_REQUIREMENTS_
Look through the data below. Pick out the lines holding the string "Animaux".

[Saved data entries]
- - - - - - -

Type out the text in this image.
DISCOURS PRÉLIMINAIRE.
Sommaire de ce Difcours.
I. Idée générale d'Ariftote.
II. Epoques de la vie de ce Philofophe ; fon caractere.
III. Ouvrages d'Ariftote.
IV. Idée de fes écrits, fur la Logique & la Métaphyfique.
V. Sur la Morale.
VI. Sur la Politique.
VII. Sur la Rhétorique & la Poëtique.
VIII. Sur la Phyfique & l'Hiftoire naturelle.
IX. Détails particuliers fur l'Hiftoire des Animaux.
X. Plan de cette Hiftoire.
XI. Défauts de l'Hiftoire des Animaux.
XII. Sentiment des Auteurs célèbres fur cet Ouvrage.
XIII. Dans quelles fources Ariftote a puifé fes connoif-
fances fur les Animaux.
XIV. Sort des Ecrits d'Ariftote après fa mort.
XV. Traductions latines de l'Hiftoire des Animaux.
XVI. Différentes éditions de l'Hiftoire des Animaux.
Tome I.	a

- - - - - - -

_EXERCISE OUTPUT_
IX. Détails particuliers fur l'Hiftoire des Animaux.
XI. Défauts de l'Hiftoire des Animaux.
fances fur les Animaux.
XV. Traductions latines de l'Hiftoire des Animaux.
XVI. Différentes éditions de l'Hiftoire des Animaux.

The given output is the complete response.